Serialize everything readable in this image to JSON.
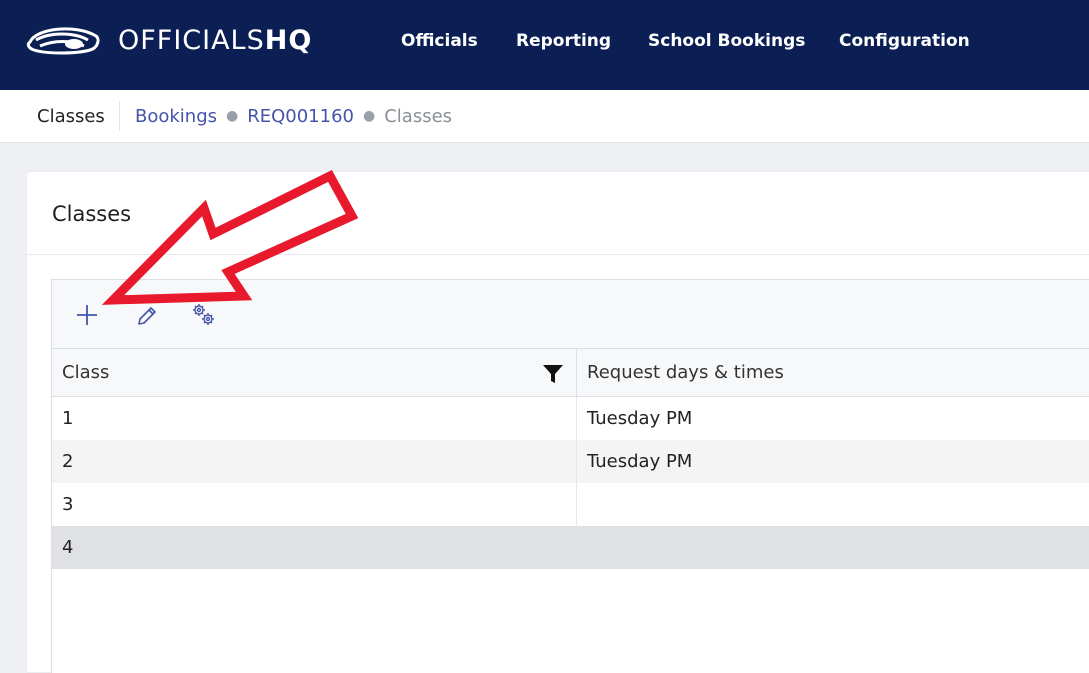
{
  "app": {
    "logo_light": "OFFICIALS",
    "logo_bold": "HQ",
    "brand_color": "#0c1f54"
  },
  "nav": {
    "items": [
      {
        "label": "Officials"
      },
      {
        "label": "Reporting"
      },
      {
        "label": "School Bookings"
      },
      {
        "label": "Configuration"
      }
    ]
  },
  "breadcrumb": {
    "section": "Classes",
    "items": [
      {
        "label": "Bookings"
      },
      {
        "label": "REQ001160"
      }
    ],
    "current": "Classes"
  },
  "card": {
    "title": "Classes"
  },
  "toolbar": {
    "buttons": [
      {
        "icon": "plus-icon"
      },
      {
        "icon": "pencil-icon"
      },
      {
        "icon": "gears-icon"
      }
    ]
  },
  "table": {
    "columns": [
      "Class",
      "Request days & times"
    ],
    "rows": [
      {
        "class": "1",
        "days": "Tuesday PM"
      },
      {
        "class": "2",
        "days": "Tuesday PM"
      },
      {
        "class": "3",
        "days": ""
      },
      {
        "class": "4",
        "days": ""
      }
    ],
    "selected_row": 3
  },
  "annotation": {
    "arrow_color": "#e8192c"
  }
}
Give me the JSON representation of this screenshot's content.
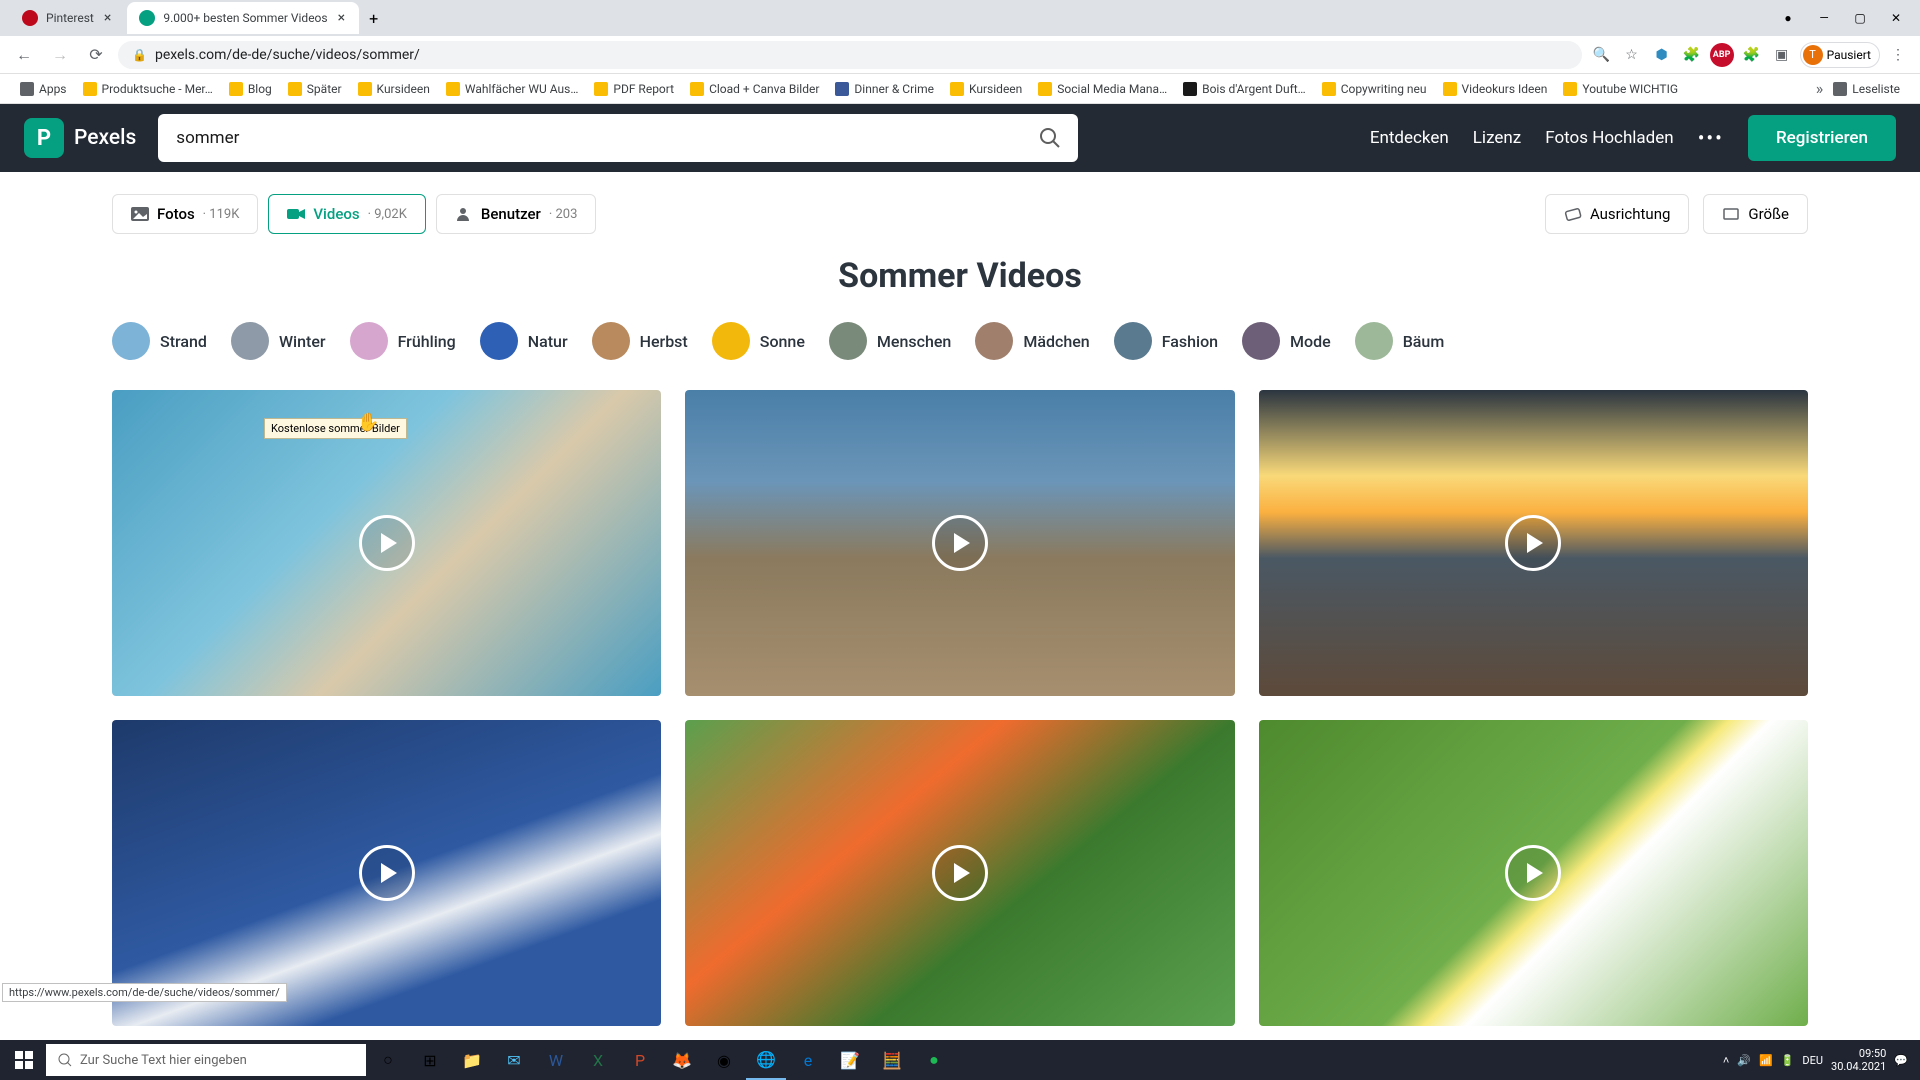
{
  "browser": {
    "tabs": [
      {
        "title": "Pinterest",
        "favicon": "#bd081c",
        "active": false
      },
      {
        "title": "9.000+ besten Sommer Videos",
        "favicon": "#05a081",
        "active": true
      }
    ],
    "url": "pexels.com/de-de/suche/videos/sommer/",
    "profile_label": "Pausiert",
    "profile_initial": "T",
    "status_bar": "https://www.pexels.com/de-de/suche/videos/sommer/",
    "bookmarks": [
      "Apps",
      "Produktsuche - Mer…",
      "Blog",
      "Später",
      "Kursideen",
      "Wahlfächer WU Aus…",
      "PDF Report",
      "Cload + Canva Bilder",
      "Dinner & Crime",
      "Kursideen",
      "Social Media Mana…",
      "Bois d'Argent Duft…",
      "Copywriting neu",
      "Videokurs Ideen",
      "Youtube WICHTIG"
    ],
    "reading_list": "Leseliste"
  },
  "header": {
    "brand": "Pexels",
    "search_value": "sommer",
    "nav": {
      "explore": "Entdecken",
      "license": "Lizenz",
      "upload": "Fotos Hochladen",
      "register": "Registrieren"
    }
  },
  "filters": {
    "photos": {
      "label": "Fotos",
      "count": "119K"
    },
    "videos": {
      "label": "Videos",
      "count": "9,02K"
    },
    "users": {
      "label": "Benutzer",
      "count": "203"
    },
    "tooltip": "Kostenlose sommer Bilder",
    "orientation": "Ausrichtung",
    "size": "Größe"
  },
  "page_heading": "Sommer Videos",
  "tags": [
    {
      "label": "Strand",
      "color": "#7eb3d8"
    },
    {
      "label": "Winter",
      "color": "#8e9aa7"
    },
    {
      "label": "Frühling",
      "color": "#d7a6cf"
    },
    {
      "label": "Natur",
      "color": "#2e60b5"
    },
    {
      "label": "Herbst",
      "color": "#b88a5e"
    },
    {
      "label": "Sonne",
      "color": "#f3b80c"
    },
    {
      "label": "Menschen",
      "color": "#7a8a7a"
    },
    {
      "label": "Mädchen",
      "color": "#a0806d"
    },
    {
      "label": "Fashion",
      "color": "#5a7a8f"
    },
    {
      "label": "Mode",
      "color": "#6d5f78"
    },
    {
      "label": "Bäum",
      "color": "#9cb898"
    }
  ],
  "videos": [
    {
      "bg": "linear-gradient(135deg,#4a9ec2 0%,#7fc4dd 40%,#d9c9aa 60%,#4a9ec2 100%)"
    },
    {
      "bg": "linear-gradient(180deg,#4a7fa8 0%,#6b95b8 30%,#8b7a5e 55%,#a68f6f 100%)"
    },
    {
      "bg": "linear-gradient(180deg,#2b3540 0%,#f9d979 28%,#fbb040 40%,#4a5864 55%,#5d4a3a 100%)"
    },
    {
      "bg": "linear-gradient(160deg,#1e3a6b 0%,#2f5aa2 50%,#e8ecf2 62%,#2f5aa2 75%)"
    },
    {
      "bg": "linear-gradient(140deg,#5aa04e 0%,#ef6b2e 35%,#3b7a2e 60%,#5aa04e 100%)"
    },
    {
      "bg": "linear-gradient(135deg,#4e8a2e 0%,#6fae4b 50%,#f6e97b 55%,#ffffff 60%,#6fae4b 100%)"
    }
  ],
  "taskbar": {
    "search_placeholder": "Zur Suche Text hier eingeben",
    "lang": "DEU",
    "time": "09:50",
    "date": "30.04.2021"
  }
}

◆ What you should do: The material above must be printed exactly, with its pictures left out.

◆ The result:
Serialize everything readable in this image to JSON.
{
  "app": {
    "logo_light": "OFFICIALS",
    "logo_bold": "HQ",
    "brand_color": "#0c1f54"
  },
  "nav": {
    "items": [
      {
        "label": "Officials"
      },
      {
        "label": "Reporting"
      },
      {
        "label": "School Bookings"
      },
      {
        "label": "Configuration"
      }
    ]
  },
  "breadcrumb": {
    "section": "Classes",
    "items": [
      {
        "label": "Bookings"
      },
      {
        "label": "REQ001160"
      }
    ],
    "current": "Classes"
  },
  "card": {
    "title": "Classes"
  },
  "toolbar": {
    "buttons": [
      {
        "icon": "plus-icon"
      },
      {
        "icon": "pencil-icon"
      },
      {
        "icon": "gears-icon"
      }
    ]
  },
  "table": {
    "columns": [
      "Class",
      "Request days & times"
    ],
    "rows": [
      {
        "class": "1",
        "days": "Tuesday PM"
      },
      {
        "class": "2",
        "days": "Tuesday PM"
      },
      {
        "class": "3",
        "days": ""
      },
      {
        "class": "4",
        "days": ""
      }
    ],
    "selected_row": 3
  },
  "annotation": {
    "arrow_color": "#e8192c"
  }
}
Give me the JSON representation of this screenshot's content.
{
  "browser": {
    "tabs": [
      {
        "title": "Pinterest",
        "favicon": "#bd081c",
        "active": false
      },
      {
        "title": "9.000+ besten Sommer Videos",
        "favicon": "#05a081",
        "active": true
      }
    ],
    "url": "pexels.com/de-de/suche/videos/sommer/",
    "profile_label": "Pausiert",
    "profile_initial": "T",
    "status_bar": "https://www.pexels.com/de-de/suche/videos/sommer/",
    "bookmarks": [
      "Apps",
      "Produktsuche - Mer…",
      "Blog",
      "Später",
      "Kursideen",
      "Wahlfächer WU Aus…",
      "PDF Report",
      "Cload + Canva Bilder",
      "Dinner & Crime",
      "Kursideen",
      "Social Media Mana…",
      "Bois d'Argent Duft…",
      "Copywriting neu",
      "Videokurs Ideen",
      "Youtube WICHTIG"
    ],
    "reading_list": "Leseliste"
  },
  "header": {
    "brand": "Pexels",
    "search_value": "sommer",
    "nav": {
      "explore": "Entdecken",
      "license": "Lizenz",
      "upload": "Fotos Hochladen",
      "register": "Registrieren"
    }
  },
  "filters": {
    "photos": {
      "label": "Fotos",
      "count": "119K"
    },
    "videos": {
      "label": "Videos",
      "count": "9,02K"
    },
    "users": {
      "label": "Benutzer",
      "count": "203"
    },
    "tooltip": "Kostenlose sommer Bilder",
    "orientation": "Ausrichtung",
    "size": "Größe"
  },
  "page_heading": "Sommer Videos",
  "tags": [
    {
      "label": "Strand",
      "color": "#7eb3d8"
    },
    {
      "label": "Winter",
      "color": "#8e9aa7"
    },
    {
      "label": "Frühling",
      "color": "#d7a6cf"
    },
    {
      "label": "Natur",
      "color": "#2e60b5"
    },
    {
      "label": "Herbst",
      "color": "#b88a5e"
    },
    {
      "label": "Sonne",
      "color": "#f3b80c"
    },
    {
      "label": "Menschen",
      "color": "#7a8a7a"
    },
    {
      "label": "Mädchen",
      "color": "#a0806d"
    },
    {
      "label": "Fashion",
      "color": "#5a7a8f"
    },
    {
      "label": "Mode",
      "color": "#6d5f78"
    },
    {
      "label": "Bäum",
      "color": "#9cb898"
    }
  ],
  "videos": [
    {
      "bg": "linear-gradient(135deg,#4a9ec2 0%,#7fc4dd 40%,#d9c9aa 60%,#4a9ec2 100%)"
    },
    {
      "bg": "linear-gradient(180deg,#4a7fa8 0%,#6b95b8 30%,#8b7a5e 55%,#a68f6f 100%)"
    },
    {
      "bg": "linear-gradient(180deg,#2b3540 0%,#f9d979 28%,#fbb040 40%,#4a5864 55%,#5d4a3a 100%)"
    },
    {
      "bg": "linear-gradient(160deg,#1e3a6b 0%,#2f5aa2 50%,#e8ecf2 62%,#2f5aa2 75%)"
    },
    {
      "bg": "linear-gradient(140deg,#5aa04e 0%,#ef6b2e 35%,#3b7a2e 60%,#5aa04e 100%)"
    },
    {
      "bg": "linear-gradient(135deg,#4e8a2e 0%,#6fae4b 50%,#f6e97b 55%,#ffffff 60%,#6fae4b 100%)"
    }
  ],
  "taskbar": {
    "search_placeholder": "Zur Suche Text hier eingeben",
    "lang": "DEU",
    "time": "09:50",
    "date": "30.04.2021"
  }
}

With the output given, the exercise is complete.